**BRANO PROPOSTO**.
◆ ◆ ◆ ◆
In estate, la fiamma ri partì da Olimpia per la ventunesima volta. Direzione Nordamerica. Negli anni Settanta il Canada era già un’isola felice, in mezzo a quell’Oceano dalle acque burrascose a cui assomigliava sempre di più il resto del mondo. Spiccava ancor più questa sua condizione se paragonata a quella del vicino con cui confinava a sud, gli Stati Uniti d’America, che tentavano di riprendersi faticosamente dalla batosta subita in Vietnam e di far fronte all’offensiva sovietica che stavano subendo un po’ in tutto il pianeta.
Come tutte le isole felici, anche il Canada si era conquistato questa felicità a caro prezzo, anche se ormai pagato a distanza nel tempo. Ex colonia francese, era passato dalla metà del Settecento sotto la corona britannica, alla quale formalmente ancora apparteneva in quanto membro del Commonwealth. Fu infatti la Regina Elisabetta II ad aprire i Giochi della XXI^ Olimpiade il 17 luglio del 1976 nello Stadio Olimpico di Montreal. O Montréal, capitale dello Stato del Quebec, la più grande comunità francofona sopravvissuta alla conquista inglese. In omaggio ai difficili equilibri interni canadesi, furono due i tedofori che portarono la fiaccola nello stadio fino al braciere olimpico. E per la seconda volta dopo Mexico 68 si trattò di donne: la francofona Stephane Prefontaine e l’anglofona Sandra Henderson.
Tutto sommato, le problematiche relative ai rapporti tra le due comunità canadesi suscitavano quasi tenerezza rispetto a quelle a tinte ben più fosche che agitavano il resto del mondo. Montreal 76 avrebbe potuto essere veramente una tregua salutare in un’isola felice come lo era stata l’antica Olimpia. Lo fu solo in parte, perché quella edizione dette il via all’Età dei Boicottaggi.
A metà degli anni Settanta la questione sudafricana era esplosa ormai in tutta la sua complessità e virulenza. Il simbolo più odioso del razzismo perdurante nel mondo era l’Apartheid sudafricano, con Nelson Mandela che languiva da più di dieci anni a Robben Island e con la sua gente confinata nelle baraccopoli come Soweto da una minoranza bianca che non si faceva scrupolo ad usare ogni mezzo per perpetuare il proprio potere.
◆ ◆ ◆ ◆
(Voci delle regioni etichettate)
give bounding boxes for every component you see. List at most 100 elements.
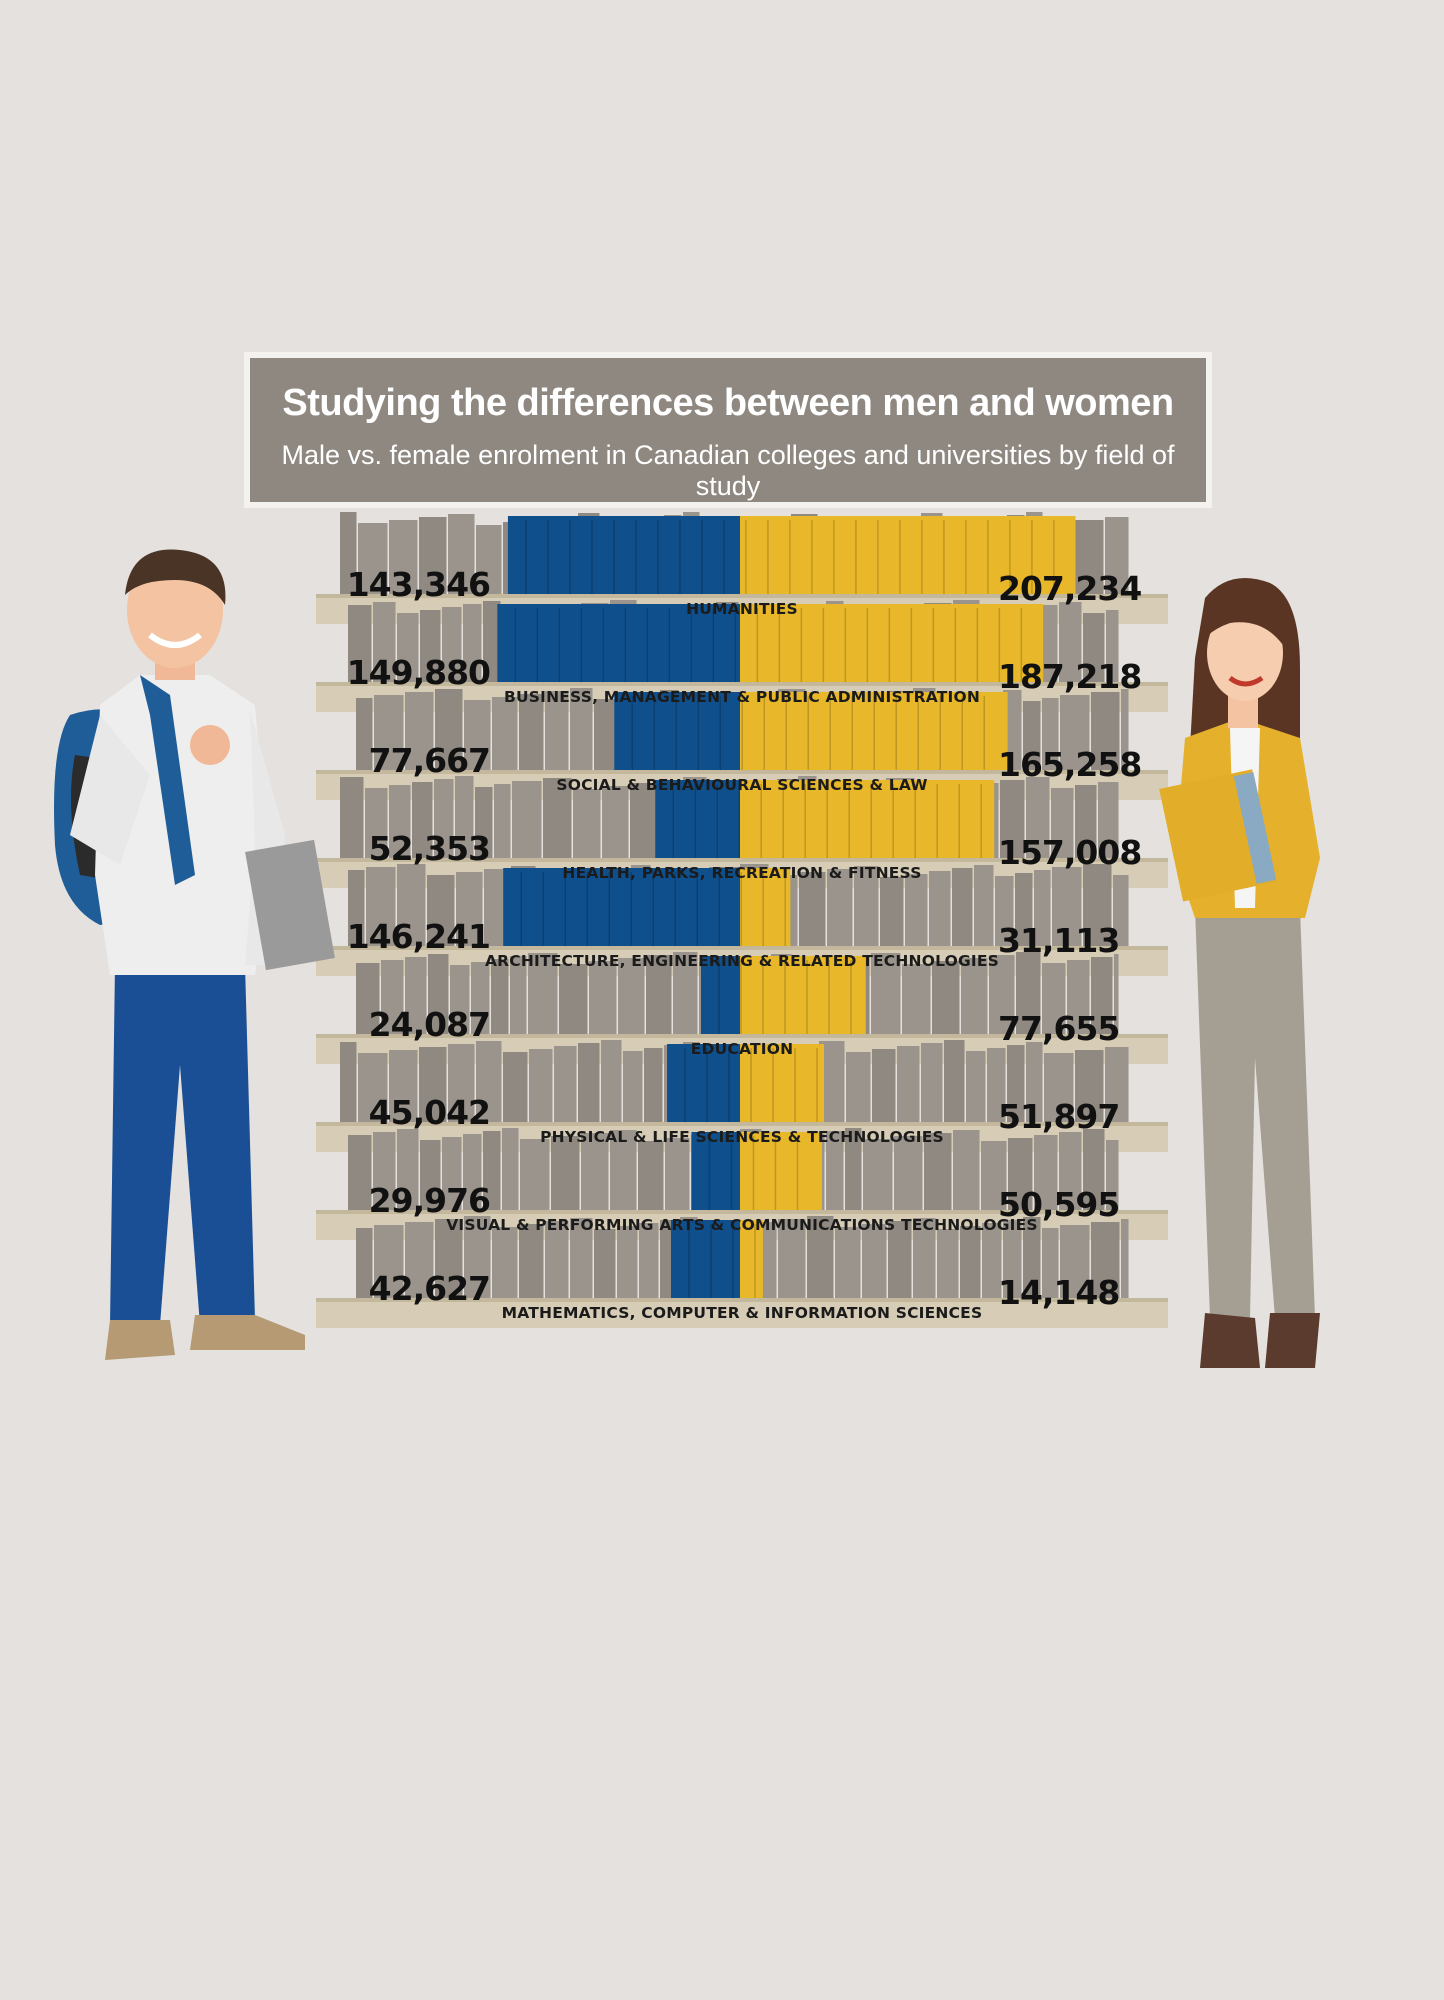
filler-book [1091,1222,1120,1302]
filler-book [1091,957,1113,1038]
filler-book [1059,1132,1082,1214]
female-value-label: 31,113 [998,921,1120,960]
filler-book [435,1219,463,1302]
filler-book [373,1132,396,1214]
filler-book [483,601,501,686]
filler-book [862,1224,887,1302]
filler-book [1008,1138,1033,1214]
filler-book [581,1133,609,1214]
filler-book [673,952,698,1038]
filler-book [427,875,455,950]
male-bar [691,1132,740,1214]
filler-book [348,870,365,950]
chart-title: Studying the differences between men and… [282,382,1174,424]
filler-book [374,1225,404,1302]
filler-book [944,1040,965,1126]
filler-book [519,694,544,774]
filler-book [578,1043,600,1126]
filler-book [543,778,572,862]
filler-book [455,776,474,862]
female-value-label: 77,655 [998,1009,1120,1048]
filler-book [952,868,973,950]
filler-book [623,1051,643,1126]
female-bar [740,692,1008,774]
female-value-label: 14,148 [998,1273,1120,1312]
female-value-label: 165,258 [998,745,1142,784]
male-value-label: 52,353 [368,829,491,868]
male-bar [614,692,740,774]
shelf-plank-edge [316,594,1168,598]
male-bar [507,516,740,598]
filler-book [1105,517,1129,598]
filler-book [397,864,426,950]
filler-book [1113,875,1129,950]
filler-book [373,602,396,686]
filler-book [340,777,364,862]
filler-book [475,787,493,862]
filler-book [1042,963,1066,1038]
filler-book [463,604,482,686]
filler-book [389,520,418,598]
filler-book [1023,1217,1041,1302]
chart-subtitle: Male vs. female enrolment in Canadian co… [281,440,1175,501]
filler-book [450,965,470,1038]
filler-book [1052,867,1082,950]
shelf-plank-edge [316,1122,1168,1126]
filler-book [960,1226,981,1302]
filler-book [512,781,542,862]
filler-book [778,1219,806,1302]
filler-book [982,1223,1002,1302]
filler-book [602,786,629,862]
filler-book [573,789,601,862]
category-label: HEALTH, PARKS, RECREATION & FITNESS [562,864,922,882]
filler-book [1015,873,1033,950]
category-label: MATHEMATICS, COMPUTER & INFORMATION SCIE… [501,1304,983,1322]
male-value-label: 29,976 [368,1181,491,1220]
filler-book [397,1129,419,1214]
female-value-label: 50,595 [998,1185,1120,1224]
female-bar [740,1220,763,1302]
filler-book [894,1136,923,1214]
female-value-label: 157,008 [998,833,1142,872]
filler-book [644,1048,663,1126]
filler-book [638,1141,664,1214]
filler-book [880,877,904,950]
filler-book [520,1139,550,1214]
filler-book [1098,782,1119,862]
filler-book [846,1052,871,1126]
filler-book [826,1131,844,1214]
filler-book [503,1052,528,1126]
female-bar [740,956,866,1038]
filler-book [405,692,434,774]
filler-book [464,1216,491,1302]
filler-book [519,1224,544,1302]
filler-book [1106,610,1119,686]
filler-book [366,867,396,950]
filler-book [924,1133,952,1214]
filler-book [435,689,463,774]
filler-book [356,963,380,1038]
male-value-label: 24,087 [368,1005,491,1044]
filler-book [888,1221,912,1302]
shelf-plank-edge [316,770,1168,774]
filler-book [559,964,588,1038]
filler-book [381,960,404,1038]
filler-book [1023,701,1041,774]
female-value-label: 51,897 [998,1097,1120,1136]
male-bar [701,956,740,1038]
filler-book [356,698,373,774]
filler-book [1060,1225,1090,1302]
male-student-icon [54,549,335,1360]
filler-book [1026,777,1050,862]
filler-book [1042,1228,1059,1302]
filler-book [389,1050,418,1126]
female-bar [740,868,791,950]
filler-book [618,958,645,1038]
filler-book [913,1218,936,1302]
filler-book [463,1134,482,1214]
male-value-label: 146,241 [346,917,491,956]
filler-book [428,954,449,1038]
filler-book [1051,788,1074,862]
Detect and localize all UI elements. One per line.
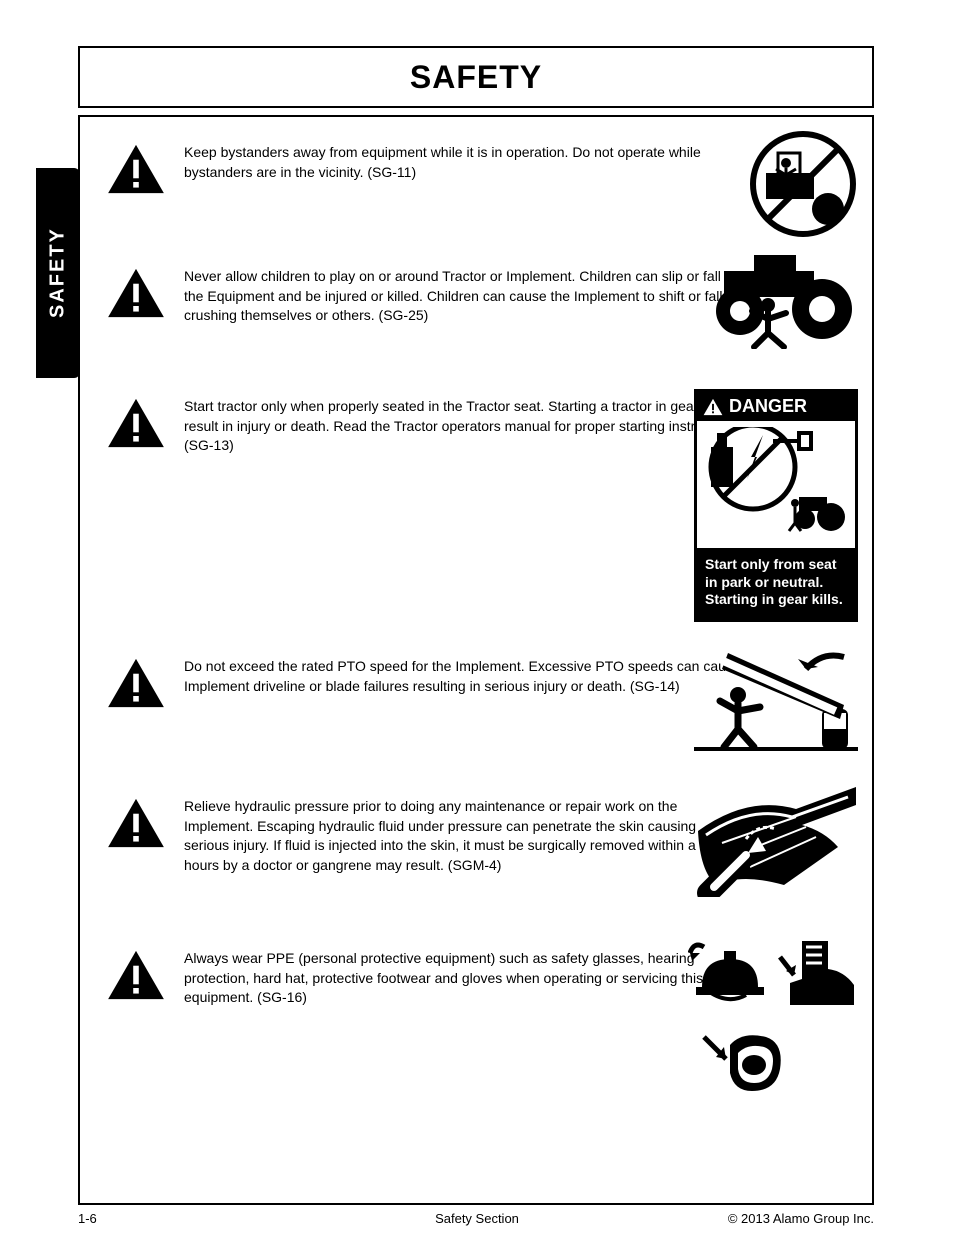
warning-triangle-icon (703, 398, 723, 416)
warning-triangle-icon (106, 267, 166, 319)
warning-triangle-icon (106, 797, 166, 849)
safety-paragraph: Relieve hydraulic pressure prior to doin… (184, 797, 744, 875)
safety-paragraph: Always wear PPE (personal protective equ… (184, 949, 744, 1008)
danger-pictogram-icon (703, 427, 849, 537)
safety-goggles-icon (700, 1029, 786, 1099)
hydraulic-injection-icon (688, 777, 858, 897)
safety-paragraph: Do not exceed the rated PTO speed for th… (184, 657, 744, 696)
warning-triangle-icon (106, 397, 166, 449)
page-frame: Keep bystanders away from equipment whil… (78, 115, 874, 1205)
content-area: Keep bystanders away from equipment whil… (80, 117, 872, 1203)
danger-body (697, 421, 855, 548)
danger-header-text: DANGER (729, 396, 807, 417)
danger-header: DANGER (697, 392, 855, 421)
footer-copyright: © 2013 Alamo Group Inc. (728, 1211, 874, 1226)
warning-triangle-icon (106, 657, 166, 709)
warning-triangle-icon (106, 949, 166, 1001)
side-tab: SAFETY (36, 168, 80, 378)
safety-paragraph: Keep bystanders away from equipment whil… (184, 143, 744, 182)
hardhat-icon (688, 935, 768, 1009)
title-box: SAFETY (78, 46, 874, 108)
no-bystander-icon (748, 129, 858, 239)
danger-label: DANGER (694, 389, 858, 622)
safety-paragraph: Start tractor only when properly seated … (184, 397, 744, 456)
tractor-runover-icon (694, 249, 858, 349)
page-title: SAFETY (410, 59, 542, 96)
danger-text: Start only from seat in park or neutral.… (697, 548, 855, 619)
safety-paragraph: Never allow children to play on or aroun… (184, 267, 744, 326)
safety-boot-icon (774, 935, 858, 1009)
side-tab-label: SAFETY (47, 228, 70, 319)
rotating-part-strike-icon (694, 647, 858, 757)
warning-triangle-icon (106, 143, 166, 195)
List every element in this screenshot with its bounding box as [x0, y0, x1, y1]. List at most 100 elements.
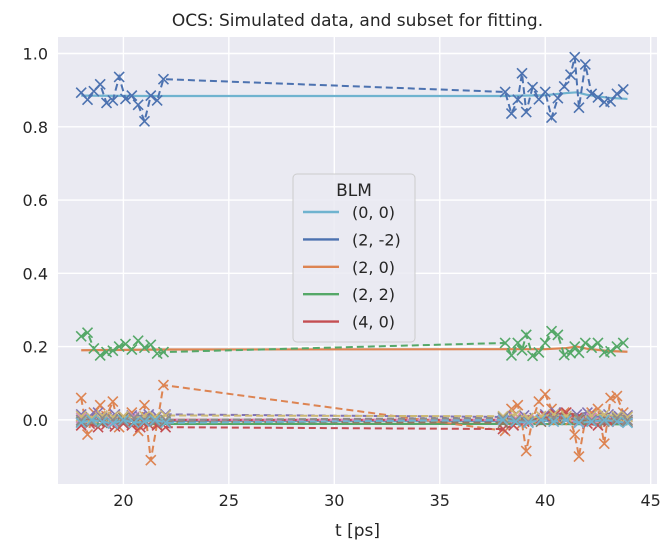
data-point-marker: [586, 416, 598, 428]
◆ ◆ ◆ ◆
**ISTRUZIONI**.
A - Indica se ciascuna affermazione concorda con il brano su Montreal 76, rispondendo sì o no e citando le parole decisive del brano: (i) la Regina Elisabetta II aprì i Giochi il 17 luglio 1976; (ii) la fiaccola fu portata nello stadio da un solo tedoforo; (iii) Nelson Mandela si trovava a Robben Island da meno di cinque anni.
B - Trascrivi il brano su Montreal 76 da "Tutto sommato, le" fino a "all’Età dei Boicottaggi.", sostituendo "tregua" con "pausa".
C - Riprendi il brano su Montreal 76 e proseguilo dopo la sua ultima frase.

**SOLUZIONI DEGLI ESERCIZI**.
A -
(i) Sì: "Fu infatti la Regina Elisabetta II ad aprire i Giochi della XXI^ Olimpiade il 17 luglio del 1976 nello Stadio Olimpico di Montreal."
(ii) No: "furono due i tedofori che portarono la fiaccola nello stadio fino al braciere olimpico."
(iii) No: "con Nelson Mandela che languiva da più di dieci anni a Robben Island"

B -
Tutto sommato, le problematiche relative ai rapporti tra le due comunità canadesi suscitavano quasi tenerezza rispetto a quelle a tinte ben più fosche che agitavano il resto del mondo. Montreal 76 avrebbe potuto essere veramente una pausa salutare in un’isola felice come lo era stata l’antica Olimpia. Lo fu solo in parte, perché quella edizione dette il via all’Età dei Boicottaggi.

C -
Il Sudafrica era ormai al bando da qualsiasi organismo internazionale, meno che da quelli sportivi. Nel 1974 aveva vinto la Coppa Davis del tennis, primo paese a spezzare il quadripolio USA, Gran Bretagna, Australia, Francia, grazie ai ritiri di chi doveva affrontarlo (tutti meno l’Italia, che perse meritatamente sul campo in semifinale). Nel 1976 il C.I.O. lo dichiarò non ammissibile ai Giochi canadesi, ma non squalificò gli All Blacks neozelandesi del Rugby (sport peraltro da tempo fuori dal programma olimpico) che andarono a giocare in tournée contro gli Springbocks sudafricani. La decisione pilatesca del C.I.O. provocò l’insurrezione dell’Africa, che disertò in massa i Giochi, compromettendo il livello tecnico almeno di buona parte delle discipline dell’Atletica.
Al boicottaggio del Continente Nero si aggiunse quello di Taipei, o Cina nazionalista con sede a Formosa. L’isola dove si era rifugiato Chang Kai Shek con i resti del Kuomingtang superstite alla rivoluzione di Mao Tze Tung era rimasta orfana del suo leader da un anno ma non aveva deposto le armi nel rivendicare davanti al mondo la propria esistenza come unica Cina legittimamente riconoscibile. Anche il Grande Timoniere era alla fine dei suoi giorni, ma il mondo – dopo l’apertura di qualche anno prima operata da Richard Nixon verso di lui e verso la marea rossa della Repubblica Popolare Cinese – non se la sentiva più di escludere un paese dove bene o male abitava un quarto dell’umanità di allora (ed era un utile contraltare all’U.R.S.S., visti i pessimi rapporti tra i due compagni). Taipei la prese male, e restò a casa.
Le Olimpiadi di Montreal furono le prime in cui il Comitato organizzatore ammise di essere andato incontro ad un disastro economico. Come sarebbe successo al nostro paese per Italia 90, la municipalità di Montreal sarebbe stata costretta a imporre nuove tasse ai propri cittadini per i successivi 30 anni per coprire il pagamento dei costi della XXI^ Olimpiade.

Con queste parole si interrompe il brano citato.